And finally 2013 will also see us test the unconventional source-rock play in the East Coast basin. Now I don’t intend to get into a long discussion here about Apache’s departure from our JV, let’s just leave it at this, but the technical aspects of the play have never looked better.

Our work over the last 18 months with Apache has fine tuned our interpretation, and I personally have never been more excited about this play and, had in we are left with plenty of Apache’s cash to pay for our first wells, and I don’t see the downside here personally. We’re in the final stages of having our well consents approved on the East Coast as Garth mentioned.

We don’t predict any further delays, admittedly, there has been for the last 12 months, but we’re pretty much there now. We plan to move the Nova-1 rig over as soon as we’re done at Sidewinder and we’ll spread our first East Coast wells probably in April. We get to use Apache’s money, but maintain 100% of the play, I don’t see it gets any better than that.

That’s the end of the summary of our operations here for this quarterly conference call. I guess at this point I’ll turn the call back to Garth, the moderator and take it from there.

Question-and-Answer Session


Thank you (Operator Instructions) In an effort to keep the teleconference relatively brief, we may not be able to get to all callers. However, if we don’t answer your questions, please email them at info@tagoil.com again that’s info@tagoil.com for a response by the Company. (Operator Instructions) Your first question comes from the line of David Phung with Credit Suisse. Please proceed.

David Phung – Credit Suisse

Hey, good morning, guys. First question is production testing, do you think you get the Cheal C4, Sidewinder-A5 and Sidewinder – potentially Sidewinder-A6 production test before fiscal year-end?

ENTRIES PROVIDED –

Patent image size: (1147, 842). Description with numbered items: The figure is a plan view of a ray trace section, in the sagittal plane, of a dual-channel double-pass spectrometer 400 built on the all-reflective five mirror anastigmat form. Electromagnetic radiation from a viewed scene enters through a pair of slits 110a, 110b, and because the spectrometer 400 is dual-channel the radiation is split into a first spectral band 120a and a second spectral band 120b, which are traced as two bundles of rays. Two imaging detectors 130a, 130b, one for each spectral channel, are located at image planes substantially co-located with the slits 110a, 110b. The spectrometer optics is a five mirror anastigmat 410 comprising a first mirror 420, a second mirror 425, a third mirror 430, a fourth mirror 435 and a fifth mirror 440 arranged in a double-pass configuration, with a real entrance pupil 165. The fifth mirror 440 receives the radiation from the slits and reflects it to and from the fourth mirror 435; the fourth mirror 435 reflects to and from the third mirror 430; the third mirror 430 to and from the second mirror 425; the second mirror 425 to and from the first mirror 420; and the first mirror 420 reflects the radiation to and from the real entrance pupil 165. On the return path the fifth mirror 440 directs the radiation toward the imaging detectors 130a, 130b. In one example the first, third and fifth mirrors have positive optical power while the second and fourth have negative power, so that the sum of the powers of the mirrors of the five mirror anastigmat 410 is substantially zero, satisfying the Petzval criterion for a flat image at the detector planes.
---
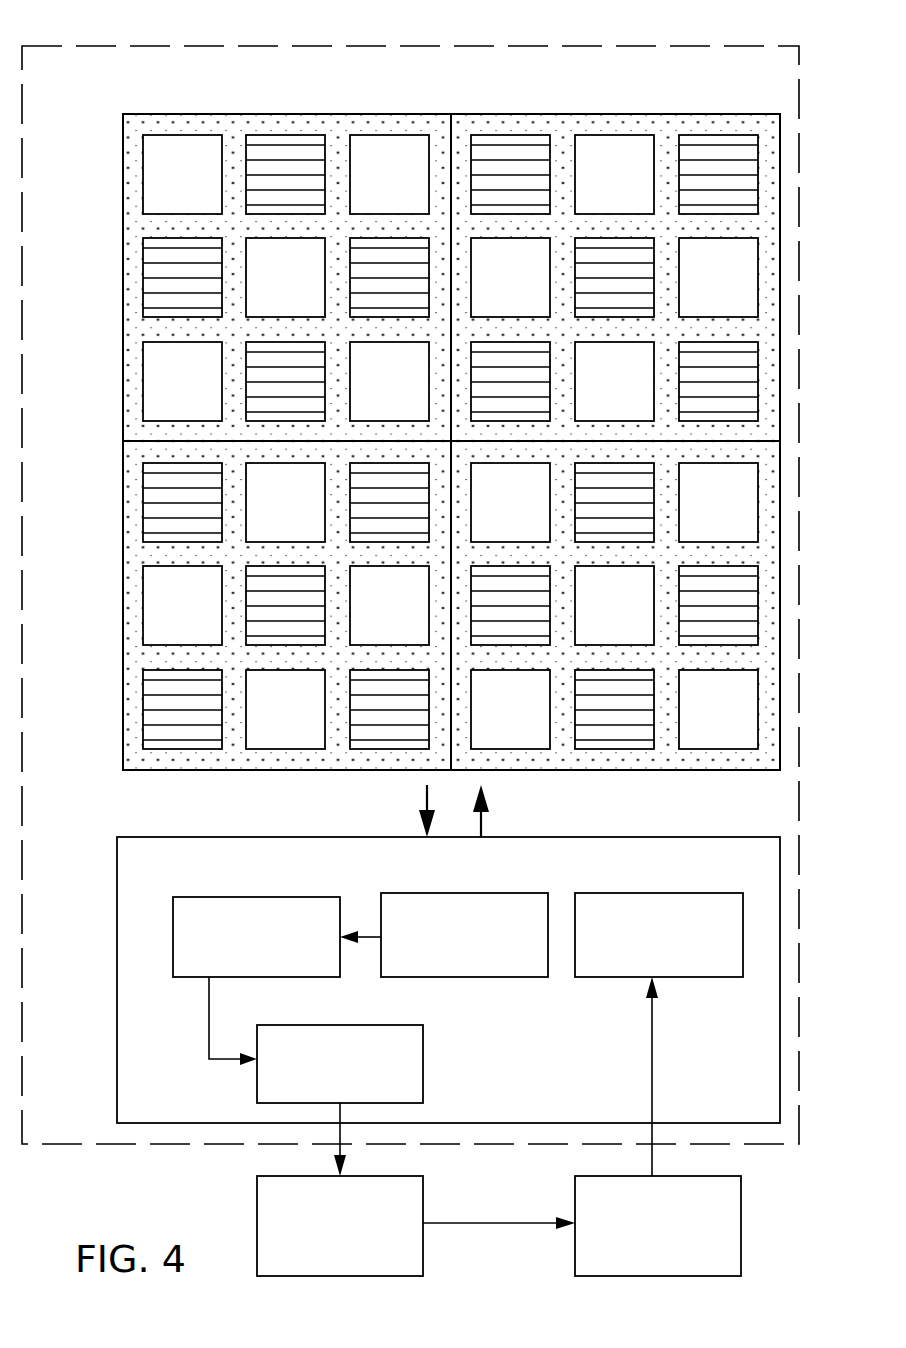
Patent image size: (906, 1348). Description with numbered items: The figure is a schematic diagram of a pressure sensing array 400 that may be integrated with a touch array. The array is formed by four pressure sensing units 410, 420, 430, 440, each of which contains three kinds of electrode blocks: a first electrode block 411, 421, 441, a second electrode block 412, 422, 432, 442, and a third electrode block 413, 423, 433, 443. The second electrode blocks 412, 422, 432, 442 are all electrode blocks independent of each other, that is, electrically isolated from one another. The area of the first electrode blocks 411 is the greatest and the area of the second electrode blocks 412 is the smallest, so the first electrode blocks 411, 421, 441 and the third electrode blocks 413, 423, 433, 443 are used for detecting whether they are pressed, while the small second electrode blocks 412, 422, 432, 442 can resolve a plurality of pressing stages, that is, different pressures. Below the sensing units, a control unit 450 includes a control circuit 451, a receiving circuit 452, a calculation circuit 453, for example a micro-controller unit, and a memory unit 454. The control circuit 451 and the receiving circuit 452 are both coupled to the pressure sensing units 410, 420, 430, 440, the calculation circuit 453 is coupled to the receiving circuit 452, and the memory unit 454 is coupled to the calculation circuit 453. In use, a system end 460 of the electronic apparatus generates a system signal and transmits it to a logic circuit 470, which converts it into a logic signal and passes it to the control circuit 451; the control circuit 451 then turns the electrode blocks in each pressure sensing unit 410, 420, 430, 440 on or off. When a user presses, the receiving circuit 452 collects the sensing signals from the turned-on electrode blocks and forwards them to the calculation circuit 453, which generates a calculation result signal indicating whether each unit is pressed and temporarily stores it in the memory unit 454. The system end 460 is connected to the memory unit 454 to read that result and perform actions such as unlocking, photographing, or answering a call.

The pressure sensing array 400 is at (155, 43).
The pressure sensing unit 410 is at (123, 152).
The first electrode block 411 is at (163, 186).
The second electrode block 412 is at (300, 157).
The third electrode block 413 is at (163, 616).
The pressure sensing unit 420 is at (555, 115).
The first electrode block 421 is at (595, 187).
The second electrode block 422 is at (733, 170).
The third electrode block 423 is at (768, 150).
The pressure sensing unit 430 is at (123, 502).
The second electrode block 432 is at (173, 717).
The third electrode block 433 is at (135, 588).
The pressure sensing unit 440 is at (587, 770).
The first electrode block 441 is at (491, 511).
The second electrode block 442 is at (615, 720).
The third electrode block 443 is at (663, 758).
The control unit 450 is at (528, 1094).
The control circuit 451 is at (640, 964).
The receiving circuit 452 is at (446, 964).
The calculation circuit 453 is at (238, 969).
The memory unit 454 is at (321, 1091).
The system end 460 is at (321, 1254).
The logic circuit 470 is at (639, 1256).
---
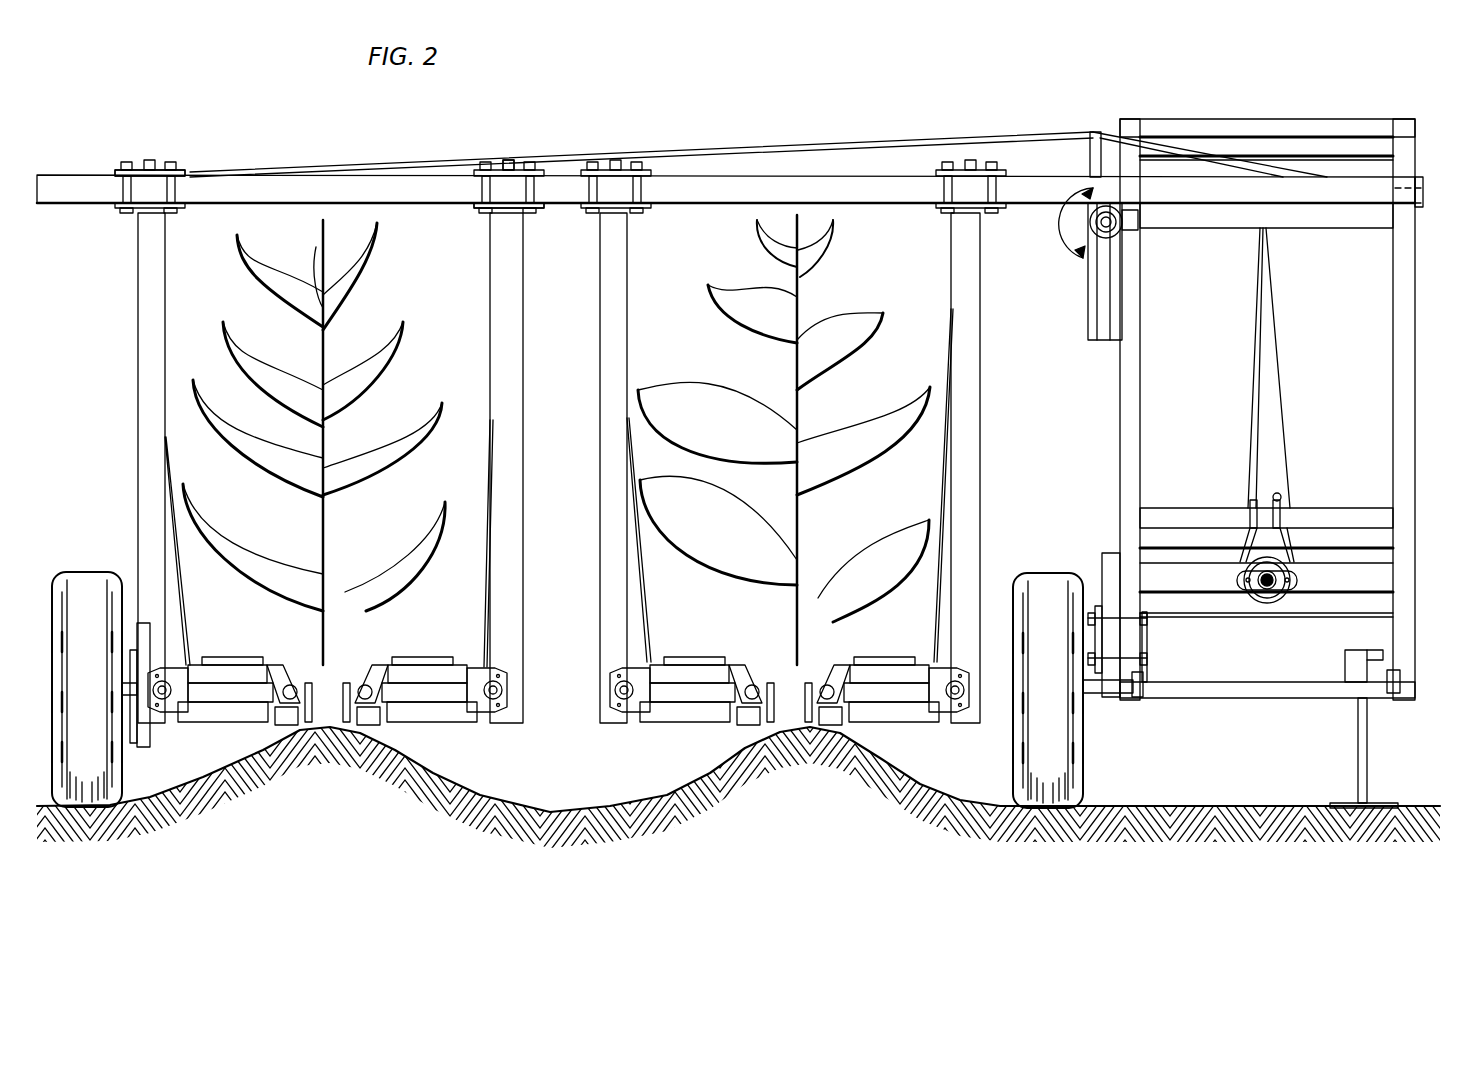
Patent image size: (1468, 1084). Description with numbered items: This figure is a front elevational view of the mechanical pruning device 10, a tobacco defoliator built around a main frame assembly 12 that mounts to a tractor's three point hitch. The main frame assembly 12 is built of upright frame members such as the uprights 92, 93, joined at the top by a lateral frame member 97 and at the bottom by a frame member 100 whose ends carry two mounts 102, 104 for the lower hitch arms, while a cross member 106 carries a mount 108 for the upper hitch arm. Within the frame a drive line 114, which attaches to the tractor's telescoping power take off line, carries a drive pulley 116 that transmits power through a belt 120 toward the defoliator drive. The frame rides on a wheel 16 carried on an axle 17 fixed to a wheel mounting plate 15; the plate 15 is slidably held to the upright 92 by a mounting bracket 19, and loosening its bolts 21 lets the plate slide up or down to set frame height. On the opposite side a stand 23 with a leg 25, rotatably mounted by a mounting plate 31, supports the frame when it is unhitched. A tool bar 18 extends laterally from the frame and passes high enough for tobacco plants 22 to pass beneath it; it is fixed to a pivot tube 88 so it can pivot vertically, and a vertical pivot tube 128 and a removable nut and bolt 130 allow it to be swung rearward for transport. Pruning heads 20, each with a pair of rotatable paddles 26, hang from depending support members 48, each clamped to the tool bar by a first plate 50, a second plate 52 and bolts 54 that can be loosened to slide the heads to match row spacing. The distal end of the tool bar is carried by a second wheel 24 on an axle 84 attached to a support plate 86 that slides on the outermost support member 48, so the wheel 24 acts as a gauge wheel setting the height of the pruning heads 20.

SHORT PROBLEM 1 –
In the call transcript, which rig will be moved over once the work at Sidewinder is finished?
SHORT PROBLEM 2 –
Output the part of the call transcript starting with "Thank you (Operator" and going on through "Suisse. Please proceed.", copied word for word.
The data is separate material from the call transcript.

EXERCISE RESULT 1 –
The Nova-1 rig.

EXERCISE RESULT 2 –
Thank you (Operator Instructions) In an effort to keep the teleconference relatively brief, we may not be able to get to all callers. However, if we don’t answer your questions, please email them at info@tagoil.com again that’s info@tagoil.com for a response by the Company. (Operator Instructions) Your first question comes from the line of David Phung with Credit Suisse. Please proceed.